── EXERCISE INPUT ──

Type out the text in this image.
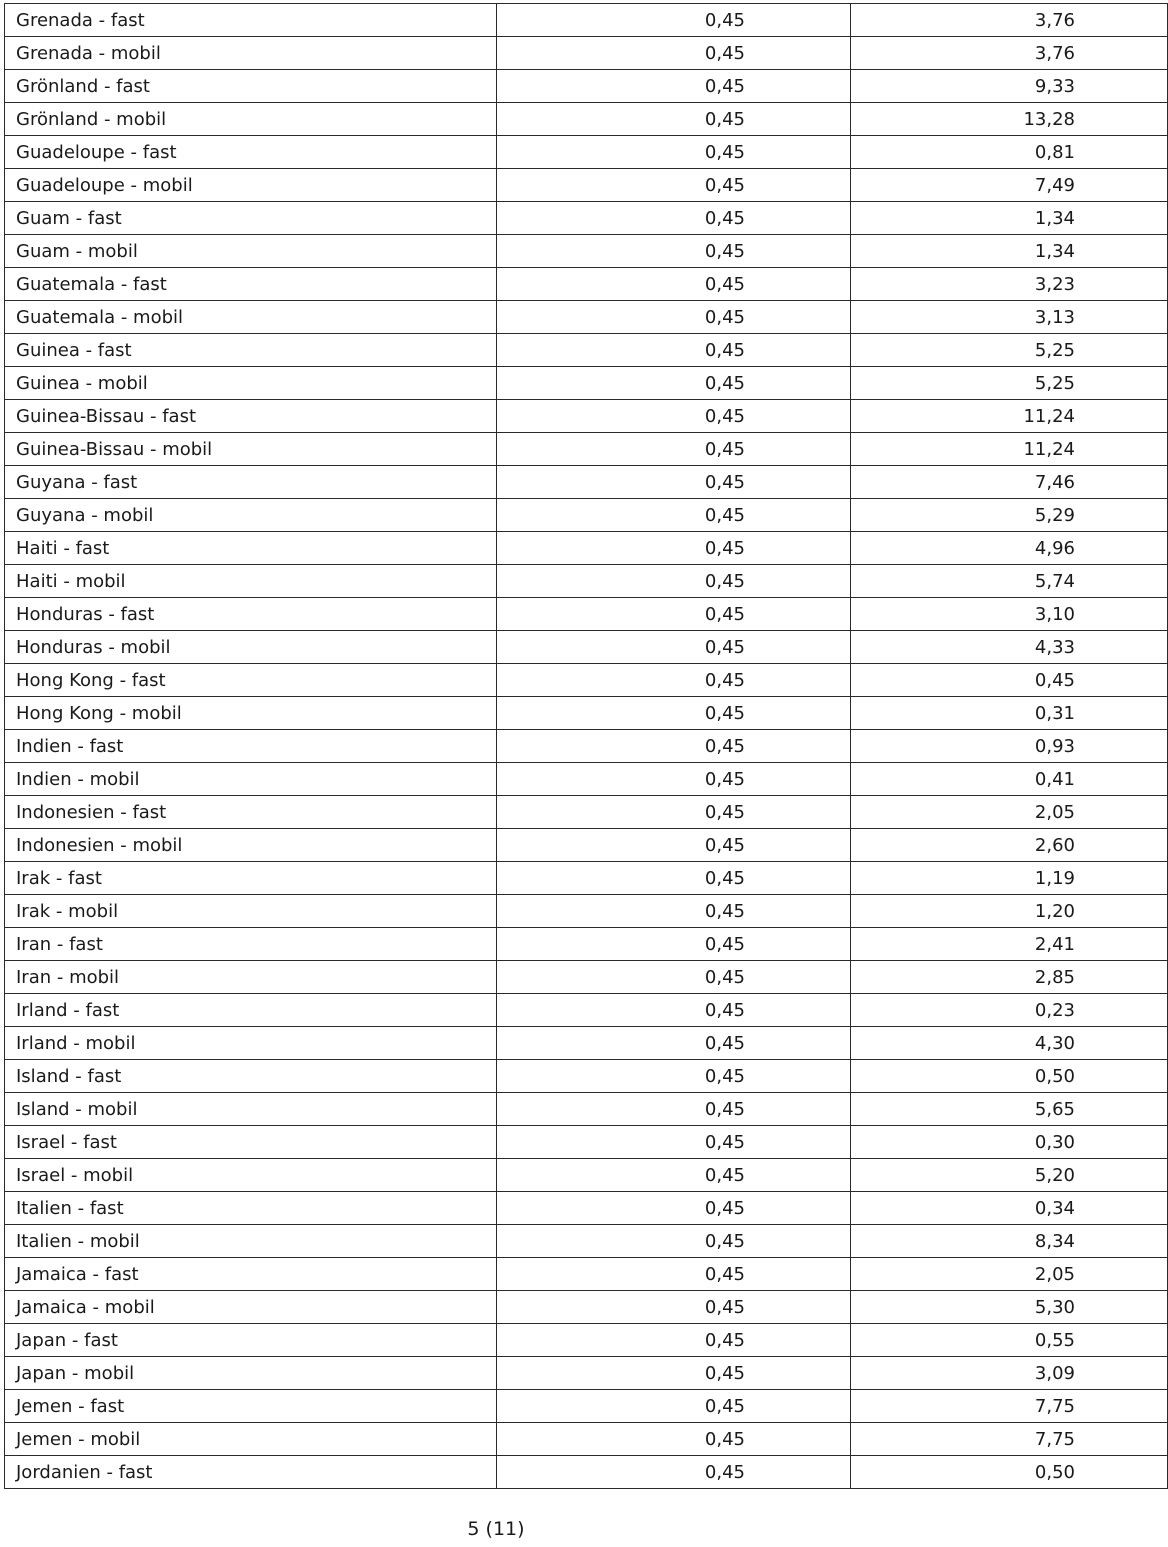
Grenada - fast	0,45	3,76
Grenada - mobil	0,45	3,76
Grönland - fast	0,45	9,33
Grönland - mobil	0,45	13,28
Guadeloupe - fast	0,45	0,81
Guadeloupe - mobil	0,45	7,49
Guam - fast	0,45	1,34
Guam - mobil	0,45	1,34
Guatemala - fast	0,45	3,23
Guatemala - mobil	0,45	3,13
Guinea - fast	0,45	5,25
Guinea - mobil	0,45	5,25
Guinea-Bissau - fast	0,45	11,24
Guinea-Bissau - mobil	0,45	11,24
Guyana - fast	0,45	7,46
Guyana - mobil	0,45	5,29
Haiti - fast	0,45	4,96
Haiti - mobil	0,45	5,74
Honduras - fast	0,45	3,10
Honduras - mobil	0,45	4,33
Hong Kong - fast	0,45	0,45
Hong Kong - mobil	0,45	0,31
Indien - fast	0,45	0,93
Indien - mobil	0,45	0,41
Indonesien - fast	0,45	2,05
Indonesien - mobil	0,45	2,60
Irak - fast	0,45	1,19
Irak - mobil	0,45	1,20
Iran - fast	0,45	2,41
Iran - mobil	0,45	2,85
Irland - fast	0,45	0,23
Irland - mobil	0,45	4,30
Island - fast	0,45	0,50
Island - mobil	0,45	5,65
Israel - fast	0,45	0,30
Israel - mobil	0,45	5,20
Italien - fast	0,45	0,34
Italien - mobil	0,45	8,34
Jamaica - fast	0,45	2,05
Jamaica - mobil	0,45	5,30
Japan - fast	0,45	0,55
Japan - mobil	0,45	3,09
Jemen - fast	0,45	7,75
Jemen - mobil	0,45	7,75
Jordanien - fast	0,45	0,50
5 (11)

───
── EXERCISE INPUT ──

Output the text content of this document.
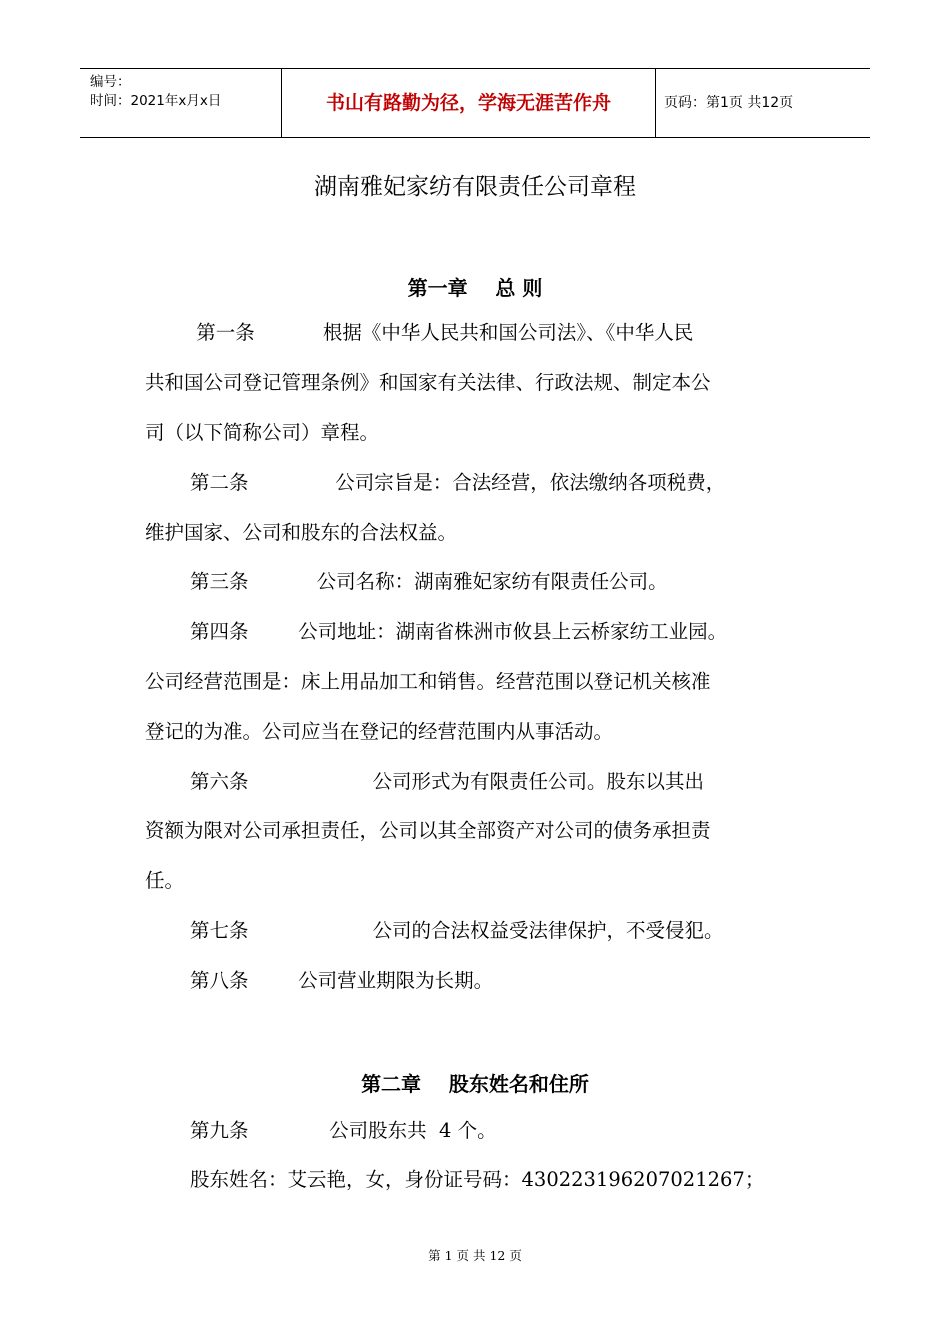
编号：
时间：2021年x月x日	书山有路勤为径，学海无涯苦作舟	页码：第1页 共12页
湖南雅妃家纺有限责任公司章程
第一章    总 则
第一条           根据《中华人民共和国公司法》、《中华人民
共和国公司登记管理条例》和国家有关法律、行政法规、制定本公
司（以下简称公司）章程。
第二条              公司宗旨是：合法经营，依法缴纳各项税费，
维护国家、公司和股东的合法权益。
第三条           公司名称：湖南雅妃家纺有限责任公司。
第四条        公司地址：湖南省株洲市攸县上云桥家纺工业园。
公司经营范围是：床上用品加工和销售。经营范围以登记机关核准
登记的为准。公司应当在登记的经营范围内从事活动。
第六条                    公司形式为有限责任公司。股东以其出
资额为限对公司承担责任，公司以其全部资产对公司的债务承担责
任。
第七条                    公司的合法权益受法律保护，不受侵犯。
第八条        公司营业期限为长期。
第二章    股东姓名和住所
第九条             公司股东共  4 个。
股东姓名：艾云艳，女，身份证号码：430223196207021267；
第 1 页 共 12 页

───

AIM OF THE TASK: Where a line holds "Indonesien", copy that line.

SOLUTION:
Indonesien - fast	0,45	2,05
Indonesien - mobil	0,45	2,60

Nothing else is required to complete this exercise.